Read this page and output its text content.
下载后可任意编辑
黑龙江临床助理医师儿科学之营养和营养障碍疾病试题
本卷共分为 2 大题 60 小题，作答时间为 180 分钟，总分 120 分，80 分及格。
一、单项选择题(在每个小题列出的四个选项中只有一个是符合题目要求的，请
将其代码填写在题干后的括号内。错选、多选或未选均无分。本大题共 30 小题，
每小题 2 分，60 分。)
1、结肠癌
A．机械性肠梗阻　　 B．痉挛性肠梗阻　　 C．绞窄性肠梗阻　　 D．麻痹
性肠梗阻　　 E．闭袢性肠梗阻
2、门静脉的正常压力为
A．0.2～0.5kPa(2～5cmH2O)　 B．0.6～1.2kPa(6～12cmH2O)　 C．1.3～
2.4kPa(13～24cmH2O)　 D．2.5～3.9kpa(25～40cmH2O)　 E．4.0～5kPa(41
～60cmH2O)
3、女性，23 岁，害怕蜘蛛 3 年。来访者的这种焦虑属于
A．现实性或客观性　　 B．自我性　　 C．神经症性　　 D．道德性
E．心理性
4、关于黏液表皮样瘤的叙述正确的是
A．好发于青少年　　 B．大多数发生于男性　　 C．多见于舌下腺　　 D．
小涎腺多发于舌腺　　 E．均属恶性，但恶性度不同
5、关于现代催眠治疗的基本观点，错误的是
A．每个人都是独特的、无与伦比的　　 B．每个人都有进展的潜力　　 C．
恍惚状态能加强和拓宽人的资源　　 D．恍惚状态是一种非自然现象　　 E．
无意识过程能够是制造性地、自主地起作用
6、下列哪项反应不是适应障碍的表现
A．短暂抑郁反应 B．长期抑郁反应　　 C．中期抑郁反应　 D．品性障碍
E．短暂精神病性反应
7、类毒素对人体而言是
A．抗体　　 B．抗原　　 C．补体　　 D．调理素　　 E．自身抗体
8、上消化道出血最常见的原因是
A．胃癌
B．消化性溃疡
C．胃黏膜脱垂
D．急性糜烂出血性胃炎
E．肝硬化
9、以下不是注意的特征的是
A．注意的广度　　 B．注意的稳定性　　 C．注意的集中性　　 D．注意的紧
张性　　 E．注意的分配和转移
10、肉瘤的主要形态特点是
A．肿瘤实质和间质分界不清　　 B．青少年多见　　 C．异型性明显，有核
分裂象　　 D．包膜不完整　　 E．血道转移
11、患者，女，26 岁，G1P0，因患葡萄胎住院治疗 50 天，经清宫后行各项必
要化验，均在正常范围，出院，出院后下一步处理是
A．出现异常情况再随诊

= = =

SET TASK |
Copy out the full listing exactly.

ANSWER TO THE PROBLEM |
Read this page and output its text content.
下载后可任意编辑
黑龙江临床助理医师儿科学之营养和营养障碍疾病试题
本卷共分为 2 大题 60 小题，作答时间为 180 分钟，总分 120 分，80 分及格。
一、单项选择题(在每个小题列出的四个选项中只有一个是符合题目要求的，请
将其代码填写在题干后的括号内。错选、多选或未选均无分。本大题共 30 小题，
每小题 2 分，60 分。)
1、结肠癌
A．机械性肠梗阻　　 B．痉挛性肠梗阻　　 C．绞窄性肠梗阻　　 D．麻痹
性肠梗阻　　 E．闭袢性肠梗阻
2、门静脉的正常压力为
A．0.2～0.5kPa(2～5cmH2O)　 B．0.6～1.2kPa(6～12cmH2O)　 C．1.3～
2.4kPa(13～24cmH2O)　 D．2.5～3.9kpa(25～40cmH2O)　 E．4.0～5kPa(41
～60cmH2O)
3、女性，23 岁，害怕蜘蛛 3 年。来访者的这种焦虑属于
A．现实性或客观性　　 B．自我性　　 C．神经症性　　 D．道德性
E．心理性
4、关于黏液表皮样瘤的叙述正确的是
A．好发于青少年　　 B．大多数发生于男性　　 C．多见于舌下腺　　 D．
小涎腺多发于舌腺　　 E．均属恶性，但恶性度不同
5、关于现代催眠治疗的基本观点，错误的是
A．每个人都是独特的、无与伦比的　　 B．每个人都有进展的潜力　　 C．
恍惚状态能加强和拓宽人的资源　　 D．恍惚状态是一种非自然现象　　 E．
无意识过程能够是制造性地、自主地起作用
6、下列哪项反应不是适应障碍的表现
A．短暂抑郁反应 B．长期抑郁反应　　 C．中期抑郁反应　 D．品性障碍
E．短暂精神病性反应
7、类毒素对人体而言是
A．抗体　　 B．抗原　　 C．补体　　 D．调理素　　 E．自身抗体
8、上消化道出血最常见的原因是
A．胃癌
B．消化性溃疡
C．胃黏膜脱垂
D．急性糜烂出血性胃炎
E．肝硬化
9、以下不是注意的特征的是
A．注意的广度　　 B．注意的稳定性　　 C．注意的集中性　　 D．注意的紧
张性　　 E．注意的分配和转移
10、肉瘤的主要形态特点是
A．肿瘤实质和间质分界不清　　 B．青少年多见　　 C．异型性明显，有核
分裂象　　 D．包膜不完整　　 E．血道转移
11、患者，女，26 岁，G1P0，因患葡萄胎住院治疗 50 天，经清宫后行各项必
要化验，均在正常范围，出院，出院后下一步处理是
A．出现异常情况再随诊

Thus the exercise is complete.